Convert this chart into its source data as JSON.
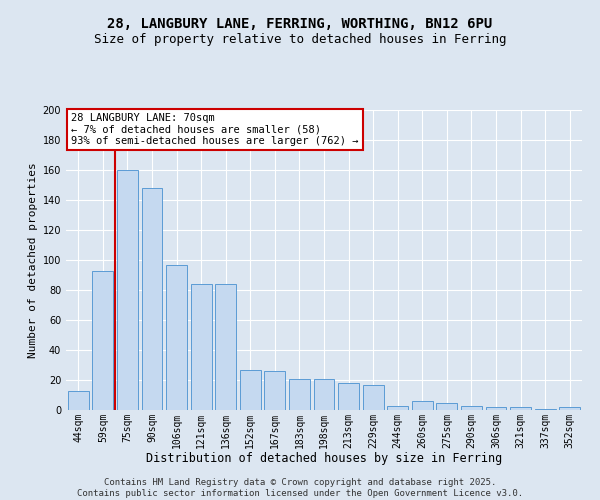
{
  "title_line1": "28, LANGBURY LANE, FERRING, WORTHING, BN12 6PU",
  "title_line2": "Size of property relative to detached houses in Ferring",
  "xlabel": "Distribution of detached houses by size in Ferring",
  "ylabel": "Number of detached properties",
  "categories": [
    "44sqm",
    "59sqm",
    "75sqm",
    "90sqm",
    "106sqm",
    "121sqm",
    "136sqm",
    "152sqm",
    "167sqm",
    "183sqm",
    "198sqm",
    "213sqm",
    "229sqm",
    "244sqm",
    "260sqm",
    "275sqm",
    "290sqm",
    "306sqm",
    "321sqm",
    "337sqm",
    "352sqm"
  ],
  "values": [
    13,
    93,
    160,
    148,
    97,
    84,
    84,
    27,
    26,
    21,
    21,
    18,
    17,
    3,
    6,
    5,
    3,
    2,
    2,
    1,
    2
  ],
  "bar_color": "#c5d9f0",
  "bar_edge_color": "#5b9bd5",
  "vline_x_index": 1,
  "vline_color": "#cc0000",
  "annotation_text": "28 LANGBURY LANE: 70sqm\n← 7% of detached houses are smaller (58)\n93% of semi-detached houses are larger (762) →",
  "annotation_box_color": "#ffffff",
  "annotation_box_edge_color": "#cc0000",
  "ylim": [
    0,
    200
  ],
  "yticks": [
    0,
    20,
    40,
    60,
    80,
    100,
    120,
    140,
    160,
    180,
    200
  ],
  "background_color": "#dce6f1",
  "plot_bg_color": "#dce6f1",
  "footer_text": "Contains HM Land Registry data © Crown copyright and database right 2025.\nContains public sector information licensed under the Open Government Licence v3.0.",
  "title_fontsize": 10,
  "subtitle_fontsize": 9,
  "xlabel_fontsize": 8.5,
  "ylabel_fontsize": 8,
  "tick_fontsize": 7,
  "annotation_fontsize": 7.5,
  "footer_fontsize": 6.5
}
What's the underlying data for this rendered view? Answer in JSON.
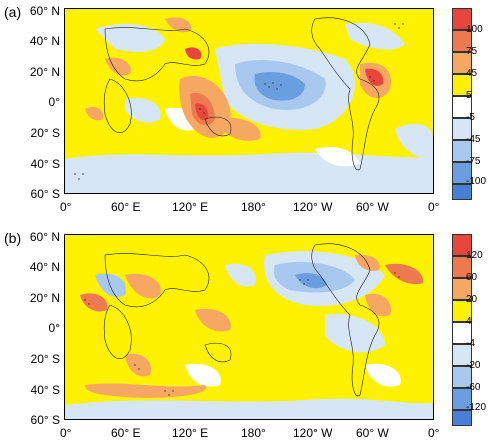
{
  "panels": [
    {
      "label": "(a)",
      "lat_labels": [
        "60° N",
        "40° N",
        "20° N",
        "0°",
        "20° S",
        "40° S",
        "60° S"
      ],
      "lon_labels": [
        "0°",
        "60° E",
        "120° E",
        "180°",
        "120° W",
        "60° W",
        "0°"
      ],
      "colorbar": {
        "levels": [
          "100",
          "75",
          "45",
          "5",
          "-5",
          "-45",
          "-75",
          "-100"
        ],
        "colors": [
          "#e8463c",
          "#f07a50",
          "#f6a862",
          "#fff200",
          "#ffffff",
          "#d7e6f5",
          "#a9c8ef",
          "#6b9ee0",
          "#4a7fd6"
        ]
      }
    },
    {
      "label": "(b)",
      "lat_labels": [
        "60° N",
        "40° N",
        "20° N",
        "0°",
        "20° S",
        "40° S",
        "60° S"
      ],
      "lon_labels": [
        "0°",
        "60° E",
        "120° E",
        "180°",
        "120° W",
        "60° W",
        "0°"
      ],
      "colorbar": {
        "levels": [
          "120",
          "60",
          "20",
          "4",
          "-4",
          "-20",
          "-60",
          "-120"
        ],
        "colors": [
          "#e8463c",
          "#f07a50",
          "#f6a862",
          "#fff200",
          "#ffffff",
          "#d7e6f5",
          "#a9c8ef",
          "#6b9ee0",
          "#4a7fd6"
        ]
      }
    }
  ]
}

_ _ _ _ _

• [WHAT THE EXERCISE ASKS]: Output an exact copy of the lines from the one with "What's the underlying" through the closing line of the records, inclusive, without any images.

• [ANSWER TO THE PROBLEM]:
What's the underlying data for this rendered view? Answer in JSON.
{
  "panels": [
    {
      "label": "(a)",
      "lat_labels": [
        "60° N",
        "40° N",
        "20° N",
        "0°",
        "20° S",
        "40° S",
        "60° S"
      ],
      "lon_labels": [
        "0°",
        "60° E",
        "120° E",
        "180°",
        "120° W",
        "60° W",
        "0°"
      ],
      "colorbar": {
        "levels": [
          "100",
          "75",
          "45",
          "5",
          "-5",
          "-45",
          "-75",
          "-100"
        ],
        "colors": [
          "#e8463c",
          "#f07a50",
          "#f6a862",
          "#fff200",
          "#ffffff",
          "#d7e6f5",
          "#a9c8ef",
          "#6b9ee0",
          "#4a7fd6"
        ]
      }
    },
    {
      "label": "(b)",
      "lat_labels": [
        "60° N",
        "40° N",
        "20° N",
        "0°",
        "20° S",
        "40° S",
        "60° S"
      ],
      "lon_labels": [
        "0°",
        "60° E",
        "120° E",
        "180°",
        "120° W",
        "60° W",
        "0°"
      ],
      "colorbar": {
        "levels": [
          "120",
          "60",
          "20",
          "4",
          "-4",
          "-20",
          "-60",
          "-120"
        ],
        "colors": [
          "#e8463c",
          "#f07a50",
          "#f6a862",
          "#fff200",
          "#ffffff",
          "#d7e6f5",
          "#a9c8ef",
          "#6b9ee0",
          "#4a7fd6"
        ]
      }
    }
  ]
}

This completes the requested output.